**TASK DIRECTIONS**
Transcribe the material below exactly as it appears.

## START MATERIAL FOR THE TASK

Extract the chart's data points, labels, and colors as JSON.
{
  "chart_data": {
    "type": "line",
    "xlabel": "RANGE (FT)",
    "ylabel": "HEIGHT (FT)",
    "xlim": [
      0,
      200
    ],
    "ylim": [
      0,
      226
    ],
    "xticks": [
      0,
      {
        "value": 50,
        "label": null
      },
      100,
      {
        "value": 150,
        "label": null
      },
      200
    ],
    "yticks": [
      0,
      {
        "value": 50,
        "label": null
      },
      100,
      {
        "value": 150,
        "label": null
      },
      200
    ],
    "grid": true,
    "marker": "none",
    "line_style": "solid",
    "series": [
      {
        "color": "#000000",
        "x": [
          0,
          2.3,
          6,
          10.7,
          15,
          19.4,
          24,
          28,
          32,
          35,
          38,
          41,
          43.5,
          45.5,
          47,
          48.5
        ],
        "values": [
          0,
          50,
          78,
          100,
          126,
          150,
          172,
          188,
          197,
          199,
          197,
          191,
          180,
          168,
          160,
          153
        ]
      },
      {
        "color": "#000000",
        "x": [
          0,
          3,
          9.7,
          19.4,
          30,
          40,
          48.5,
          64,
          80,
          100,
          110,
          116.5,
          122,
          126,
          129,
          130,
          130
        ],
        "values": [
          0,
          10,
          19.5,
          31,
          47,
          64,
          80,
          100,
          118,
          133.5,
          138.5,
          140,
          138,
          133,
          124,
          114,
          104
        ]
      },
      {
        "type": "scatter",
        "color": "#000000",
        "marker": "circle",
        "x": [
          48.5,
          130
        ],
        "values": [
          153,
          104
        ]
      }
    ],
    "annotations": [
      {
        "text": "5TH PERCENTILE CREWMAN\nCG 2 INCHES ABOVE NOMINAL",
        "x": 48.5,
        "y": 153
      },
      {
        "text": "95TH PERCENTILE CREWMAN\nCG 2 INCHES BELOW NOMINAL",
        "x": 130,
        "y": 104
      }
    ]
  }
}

## END MATERIAL FOR THE TASK

**CORRECT ANSWER**
Extract the chart's data points, labels, and colors as JSON.
{
  "chart_data": {
    "type": "line",
    "xlabel": "RANGE (FT)",
    "ylabel": "HEIGHT (FT)",
    "xlim": [
      0,
      200
    ],
    "ylim": [
      0,
      226
    ],
    "xticks": [
      0,
      {
        "value": 50,
        "label": null
      },
      100,
      {
        "value": 150,
        "label": null
      },
      200
    ],
    "yticks": [
      0,
      {
        "value": 50,
        "label": null
      },
      100,
      {
        "value": 150,
        "label": null
      },
      200
    ],
    "grid": true,
    "marker": "none",
    "line_style": "solid",
    "series": [
      {
        "color": "#000000",
        "x": [
          0,
          2.3,
          6,
          10.7,
          15,
          19.4,
          24,
          28,
          32,
          35,
          38,
          41,
          43.5,
          45.5,
          47,
          48.5
        ],
        "values": [
          0,
          50,
          78,
          100,
          126,
          150,
          172,
          188,
          197,
          199,
          197,
          191,
          180,
          168,
          160,
          153
        ]
      },
      {
        "color": "#000000",
        "x": [
          0,
          3,
          9.7,
          19.4,
          30,
          40,
          48.5,
          64,
          80,
          100,
          110,
          116.5,
          122,
          126,
          129,
          130,
          130
        ],
        "values": [
          0,
          10,
          19.5,
          31,
          47,
          64,
          80,
          100,
          118,
          133.5,
          138.5,
          140,
          138,
          133,
          124,
          114,
          104
        ]
      },
      {
        "type": "scatter",
        "color": "#000000",
        "marker": "circle",
        "x": [
          48.5,
          130
        ],
        "values": [
          153,
          104
        ]
      }
    ],
    "annotations": [
      {
        "text": "5TH PERCENTILE CREWMAN\nCG 2 INCHES ABOVE NOMINAL",
        "x": 48.5,
        "y": 153
      },
      {
        "text": "95TH PERCENTILE CREWMAN\nCG 2 INCHES BELOW NOMINAL",
        "x": 130,
        "y": 104
      }
    ]
  }
}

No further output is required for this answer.